EXERCISE OBJECTIVE: Your task is to gather the lines below that hold the string "मकरण".

Stored items from a collection
┌──

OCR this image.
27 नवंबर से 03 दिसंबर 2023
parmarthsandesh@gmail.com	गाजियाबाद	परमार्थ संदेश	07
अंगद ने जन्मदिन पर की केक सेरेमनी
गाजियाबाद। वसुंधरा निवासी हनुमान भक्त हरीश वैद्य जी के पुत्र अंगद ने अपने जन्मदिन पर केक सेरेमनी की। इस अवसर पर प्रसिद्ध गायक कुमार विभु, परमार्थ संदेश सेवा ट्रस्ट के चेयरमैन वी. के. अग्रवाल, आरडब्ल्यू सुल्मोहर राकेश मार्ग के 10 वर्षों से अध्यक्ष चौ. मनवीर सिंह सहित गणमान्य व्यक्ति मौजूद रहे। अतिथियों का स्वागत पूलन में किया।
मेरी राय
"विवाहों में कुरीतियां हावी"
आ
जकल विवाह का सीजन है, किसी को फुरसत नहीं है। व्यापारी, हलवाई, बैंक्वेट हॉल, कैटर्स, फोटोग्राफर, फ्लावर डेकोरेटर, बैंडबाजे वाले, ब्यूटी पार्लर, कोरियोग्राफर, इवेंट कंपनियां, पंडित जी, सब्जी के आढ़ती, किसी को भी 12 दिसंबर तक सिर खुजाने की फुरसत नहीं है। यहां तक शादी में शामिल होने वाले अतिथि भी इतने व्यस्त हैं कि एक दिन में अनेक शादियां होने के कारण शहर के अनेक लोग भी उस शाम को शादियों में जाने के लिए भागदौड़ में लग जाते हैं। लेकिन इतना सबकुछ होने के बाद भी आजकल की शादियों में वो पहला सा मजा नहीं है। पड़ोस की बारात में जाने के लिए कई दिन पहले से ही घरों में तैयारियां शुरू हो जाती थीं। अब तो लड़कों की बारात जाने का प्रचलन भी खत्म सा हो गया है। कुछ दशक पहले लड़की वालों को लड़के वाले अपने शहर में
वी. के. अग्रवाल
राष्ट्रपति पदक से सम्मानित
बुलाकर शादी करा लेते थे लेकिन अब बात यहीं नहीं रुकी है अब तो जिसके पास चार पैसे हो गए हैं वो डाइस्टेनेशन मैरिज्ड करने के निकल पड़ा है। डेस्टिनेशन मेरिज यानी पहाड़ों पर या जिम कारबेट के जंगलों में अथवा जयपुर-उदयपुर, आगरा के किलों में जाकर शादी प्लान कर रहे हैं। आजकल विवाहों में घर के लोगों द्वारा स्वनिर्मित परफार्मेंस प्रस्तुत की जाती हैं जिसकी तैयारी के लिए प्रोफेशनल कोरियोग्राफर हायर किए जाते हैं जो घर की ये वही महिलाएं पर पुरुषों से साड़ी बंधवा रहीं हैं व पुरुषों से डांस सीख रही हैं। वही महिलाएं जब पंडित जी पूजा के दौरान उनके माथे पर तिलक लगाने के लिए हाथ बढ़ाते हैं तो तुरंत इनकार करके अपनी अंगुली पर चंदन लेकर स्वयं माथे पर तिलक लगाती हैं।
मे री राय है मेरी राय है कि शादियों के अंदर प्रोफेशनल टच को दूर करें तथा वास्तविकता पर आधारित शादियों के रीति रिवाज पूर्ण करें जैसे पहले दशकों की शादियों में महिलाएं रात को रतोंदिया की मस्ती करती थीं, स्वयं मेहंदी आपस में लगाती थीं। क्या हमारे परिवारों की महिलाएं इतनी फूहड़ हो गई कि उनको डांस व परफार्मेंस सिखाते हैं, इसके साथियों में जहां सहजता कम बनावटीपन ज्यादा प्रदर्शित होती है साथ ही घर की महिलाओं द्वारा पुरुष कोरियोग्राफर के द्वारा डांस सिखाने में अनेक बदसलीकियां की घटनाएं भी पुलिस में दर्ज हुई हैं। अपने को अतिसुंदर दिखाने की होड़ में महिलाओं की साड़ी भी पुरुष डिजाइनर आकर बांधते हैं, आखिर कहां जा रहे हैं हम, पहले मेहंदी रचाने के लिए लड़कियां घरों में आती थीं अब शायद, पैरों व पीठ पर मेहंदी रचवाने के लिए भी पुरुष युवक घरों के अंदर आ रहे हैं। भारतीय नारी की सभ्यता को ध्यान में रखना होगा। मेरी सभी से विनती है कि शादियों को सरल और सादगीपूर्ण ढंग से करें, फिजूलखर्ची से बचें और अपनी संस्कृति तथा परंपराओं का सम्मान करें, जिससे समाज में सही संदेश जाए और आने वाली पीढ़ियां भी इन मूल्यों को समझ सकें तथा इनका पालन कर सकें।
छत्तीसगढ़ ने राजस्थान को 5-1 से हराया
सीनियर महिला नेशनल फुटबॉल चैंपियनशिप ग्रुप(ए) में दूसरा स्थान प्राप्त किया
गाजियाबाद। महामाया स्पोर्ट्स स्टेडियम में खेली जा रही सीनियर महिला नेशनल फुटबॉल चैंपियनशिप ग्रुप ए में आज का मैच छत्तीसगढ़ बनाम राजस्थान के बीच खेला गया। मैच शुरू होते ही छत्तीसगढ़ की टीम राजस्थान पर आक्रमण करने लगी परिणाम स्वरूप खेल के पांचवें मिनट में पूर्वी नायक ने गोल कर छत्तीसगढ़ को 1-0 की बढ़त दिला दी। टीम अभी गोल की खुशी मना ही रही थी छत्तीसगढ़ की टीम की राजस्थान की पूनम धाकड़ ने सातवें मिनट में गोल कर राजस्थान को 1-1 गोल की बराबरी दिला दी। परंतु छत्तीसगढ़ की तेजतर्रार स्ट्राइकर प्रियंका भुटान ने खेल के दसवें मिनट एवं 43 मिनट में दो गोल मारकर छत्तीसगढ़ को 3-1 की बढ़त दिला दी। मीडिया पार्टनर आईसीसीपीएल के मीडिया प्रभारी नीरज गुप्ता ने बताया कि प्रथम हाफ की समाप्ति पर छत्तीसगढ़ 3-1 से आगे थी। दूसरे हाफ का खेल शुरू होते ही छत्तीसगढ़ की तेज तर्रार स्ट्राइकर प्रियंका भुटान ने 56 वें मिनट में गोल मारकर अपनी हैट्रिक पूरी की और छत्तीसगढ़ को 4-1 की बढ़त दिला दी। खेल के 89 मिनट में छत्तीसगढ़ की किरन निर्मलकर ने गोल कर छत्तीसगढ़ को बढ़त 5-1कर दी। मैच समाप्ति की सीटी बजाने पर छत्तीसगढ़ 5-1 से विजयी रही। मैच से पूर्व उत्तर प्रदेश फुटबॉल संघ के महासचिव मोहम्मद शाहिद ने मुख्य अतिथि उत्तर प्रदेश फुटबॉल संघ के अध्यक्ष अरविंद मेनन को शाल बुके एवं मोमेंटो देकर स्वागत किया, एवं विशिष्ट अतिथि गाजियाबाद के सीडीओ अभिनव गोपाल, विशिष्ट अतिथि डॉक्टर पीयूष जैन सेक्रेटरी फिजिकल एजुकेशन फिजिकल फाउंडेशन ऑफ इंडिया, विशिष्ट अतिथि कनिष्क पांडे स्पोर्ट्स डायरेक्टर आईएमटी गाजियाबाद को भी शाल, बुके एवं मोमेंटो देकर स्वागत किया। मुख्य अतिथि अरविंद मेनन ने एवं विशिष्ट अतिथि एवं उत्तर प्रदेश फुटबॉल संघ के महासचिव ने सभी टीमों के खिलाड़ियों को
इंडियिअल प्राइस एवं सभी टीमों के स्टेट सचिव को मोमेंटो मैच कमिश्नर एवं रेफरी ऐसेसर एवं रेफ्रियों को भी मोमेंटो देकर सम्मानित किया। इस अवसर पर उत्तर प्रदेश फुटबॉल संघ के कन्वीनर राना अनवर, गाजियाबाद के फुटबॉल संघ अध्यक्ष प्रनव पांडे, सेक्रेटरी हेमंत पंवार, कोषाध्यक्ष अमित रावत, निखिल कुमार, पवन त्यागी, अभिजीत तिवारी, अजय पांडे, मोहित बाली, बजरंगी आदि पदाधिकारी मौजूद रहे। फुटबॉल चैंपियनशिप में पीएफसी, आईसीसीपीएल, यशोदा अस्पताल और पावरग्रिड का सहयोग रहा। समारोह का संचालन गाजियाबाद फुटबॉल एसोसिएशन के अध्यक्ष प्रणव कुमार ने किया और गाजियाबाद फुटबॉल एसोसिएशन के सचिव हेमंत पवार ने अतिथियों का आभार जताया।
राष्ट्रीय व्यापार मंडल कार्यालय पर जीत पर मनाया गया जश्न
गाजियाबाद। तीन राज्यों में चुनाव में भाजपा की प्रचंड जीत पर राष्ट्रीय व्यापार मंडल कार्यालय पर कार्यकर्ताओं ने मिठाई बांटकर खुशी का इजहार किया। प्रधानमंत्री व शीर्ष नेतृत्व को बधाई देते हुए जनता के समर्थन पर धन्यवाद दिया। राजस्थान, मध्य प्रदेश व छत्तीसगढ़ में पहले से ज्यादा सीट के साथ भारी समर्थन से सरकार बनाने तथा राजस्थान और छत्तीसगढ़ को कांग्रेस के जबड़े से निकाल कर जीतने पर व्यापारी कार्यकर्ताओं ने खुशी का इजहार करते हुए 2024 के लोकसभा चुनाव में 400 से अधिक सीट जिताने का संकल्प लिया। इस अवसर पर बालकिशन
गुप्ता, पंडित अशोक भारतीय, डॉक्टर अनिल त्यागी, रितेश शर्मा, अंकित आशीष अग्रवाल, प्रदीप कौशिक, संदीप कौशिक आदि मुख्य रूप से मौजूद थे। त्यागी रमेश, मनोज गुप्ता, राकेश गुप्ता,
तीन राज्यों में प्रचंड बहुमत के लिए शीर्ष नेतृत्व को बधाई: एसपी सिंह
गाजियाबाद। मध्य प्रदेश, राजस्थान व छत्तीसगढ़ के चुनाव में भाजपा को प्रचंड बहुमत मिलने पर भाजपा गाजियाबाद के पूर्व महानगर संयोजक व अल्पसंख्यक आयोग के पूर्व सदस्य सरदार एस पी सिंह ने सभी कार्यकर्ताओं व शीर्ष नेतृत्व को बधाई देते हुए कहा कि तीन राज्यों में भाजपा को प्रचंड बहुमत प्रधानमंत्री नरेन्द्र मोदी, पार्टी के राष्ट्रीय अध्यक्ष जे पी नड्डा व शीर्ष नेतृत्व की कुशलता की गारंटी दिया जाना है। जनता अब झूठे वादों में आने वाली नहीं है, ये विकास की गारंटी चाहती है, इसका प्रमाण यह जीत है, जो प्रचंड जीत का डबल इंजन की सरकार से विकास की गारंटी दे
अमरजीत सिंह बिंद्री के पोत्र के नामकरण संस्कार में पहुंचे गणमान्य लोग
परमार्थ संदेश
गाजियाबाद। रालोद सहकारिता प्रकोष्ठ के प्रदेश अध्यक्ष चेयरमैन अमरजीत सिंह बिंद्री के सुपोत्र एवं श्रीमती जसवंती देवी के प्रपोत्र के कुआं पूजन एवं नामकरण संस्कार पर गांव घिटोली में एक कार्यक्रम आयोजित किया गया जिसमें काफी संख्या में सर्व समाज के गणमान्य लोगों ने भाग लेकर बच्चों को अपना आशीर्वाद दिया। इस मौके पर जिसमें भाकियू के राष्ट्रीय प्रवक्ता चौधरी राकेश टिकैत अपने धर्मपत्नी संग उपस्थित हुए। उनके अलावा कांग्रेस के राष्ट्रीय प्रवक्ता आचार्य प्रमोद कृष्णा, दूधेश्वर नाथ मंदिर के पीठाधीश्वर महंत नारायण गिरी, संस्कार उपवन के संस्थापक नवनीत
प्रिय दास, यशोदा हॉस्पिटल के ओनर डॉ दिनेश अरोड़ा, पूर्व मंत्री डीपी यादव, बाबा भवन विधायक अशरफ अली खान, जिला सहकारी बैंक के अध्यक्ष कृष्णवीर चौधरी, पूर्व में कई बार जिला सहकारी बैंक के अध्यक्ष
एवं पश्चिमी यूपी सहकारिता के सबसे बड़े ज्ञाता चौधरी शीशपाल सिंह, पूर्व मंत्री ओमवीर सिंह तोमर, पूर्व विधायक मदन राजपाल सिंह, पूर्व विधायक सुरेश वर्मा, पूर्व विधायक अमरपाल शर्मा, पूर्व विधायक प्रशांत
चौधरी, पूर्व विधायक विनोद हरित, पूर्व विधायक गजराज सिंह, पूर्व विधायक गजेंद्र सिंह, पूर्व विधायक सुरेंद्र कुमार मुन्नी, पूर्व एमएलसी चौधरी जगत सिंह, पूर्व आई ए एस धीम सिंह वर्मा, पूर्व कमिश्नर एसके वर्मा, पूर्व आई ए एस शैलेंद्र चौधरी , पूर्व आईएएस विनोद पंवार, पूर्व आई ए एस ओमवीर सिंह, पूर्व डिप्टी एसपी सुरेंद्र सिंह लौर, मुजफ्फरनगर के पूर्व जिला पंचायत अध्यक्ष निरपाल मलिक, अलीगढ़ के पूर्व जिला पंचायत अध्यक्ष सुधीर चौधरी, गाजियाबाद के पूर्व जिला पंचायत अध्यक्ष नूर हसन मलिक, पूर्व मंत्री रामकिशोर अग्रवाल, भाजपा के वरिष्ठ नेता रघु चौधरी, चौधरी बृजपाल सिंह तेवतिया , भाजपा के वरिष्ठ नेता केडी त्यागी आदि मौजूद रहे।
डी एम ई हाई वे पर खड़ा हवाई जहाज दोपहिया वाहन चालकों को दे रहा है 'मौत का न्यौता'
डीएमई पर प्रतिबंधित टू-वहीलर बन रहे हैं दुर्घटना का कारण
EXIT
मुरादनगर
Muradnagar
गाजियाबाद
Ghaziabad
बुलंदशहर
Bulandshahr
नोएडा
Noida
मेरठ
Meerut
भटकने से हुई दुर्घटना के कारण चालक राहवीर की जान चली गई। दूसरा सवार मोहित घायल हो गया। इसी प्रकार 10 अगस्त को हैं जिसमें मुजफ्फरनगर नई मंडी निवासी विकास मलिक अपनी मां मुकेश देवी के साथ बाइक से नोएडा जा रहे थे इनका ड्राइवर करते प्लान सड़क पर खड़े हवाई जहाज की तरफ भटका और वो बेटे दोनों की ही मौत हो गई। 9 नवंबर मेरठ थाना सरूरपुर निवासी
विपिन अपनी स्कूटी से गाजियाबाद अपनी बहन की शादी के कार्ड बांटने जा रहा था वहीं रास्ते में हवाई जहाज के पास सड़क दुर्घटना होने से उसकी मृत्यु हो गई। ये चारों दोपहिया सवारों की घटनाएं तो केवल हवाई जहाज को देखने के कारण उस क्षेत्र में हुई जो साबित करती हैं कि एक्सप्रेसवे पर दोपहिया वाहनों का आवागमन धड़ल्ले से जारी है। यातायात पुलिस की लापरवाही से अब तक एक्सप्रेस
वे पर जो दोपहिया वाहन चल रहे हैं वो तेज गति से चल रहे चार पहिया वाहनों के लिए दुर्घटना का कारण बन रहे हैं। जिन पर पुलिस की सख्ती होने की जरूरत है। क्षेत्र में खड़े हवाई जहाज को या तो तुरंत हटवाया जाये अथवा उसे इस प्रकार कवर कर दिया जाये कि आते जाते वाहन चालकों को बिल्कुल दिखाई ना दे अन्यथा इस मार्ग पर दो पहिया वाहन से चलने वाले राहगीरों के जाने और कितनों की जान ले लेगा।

└──

REPLY TO THE TASK:
अमरजीत सिंह बिंद्री के पोत्र के नामकरण संस्कार में पहुंचे गणमान्य लोग
गाजियाबाद। रालोद सहकारिता प्रकोष्ठ के प्रदेश अध्यक्ष चेयरमैन अमरजीत सिंह बिंद्री के सुपोत्र एवं श्रीमती जसवंती देवी के प्रपोत्र के कुआं पूजन एवं नामकरण संस्कार पर गांव घिटोली में एक कार्यक्रम आयोजित किया गया जिसमें काफी संख्या में सर्व समाज के गणमान्य लोगों ने भाग लेकर बच्चों को अपना आशीर्वाद दिया। इस मौके पर जिसमें भाकियू के राष्ट्रीय प्रवक्ता चौधरी राकेश टिकैत अपने धर्मपत्नी संग उपस्थित हुए। उनके अलावा कांग्रेस के राष्ट्रीय प्रवक्ता आचार्य प्रमोद कृष्णा, दूधेश्वर नाथ मंदिर के पीठाधीश्वर महंत नारायण गिरी, संस्कार उपवन के संस्थापक नवनीत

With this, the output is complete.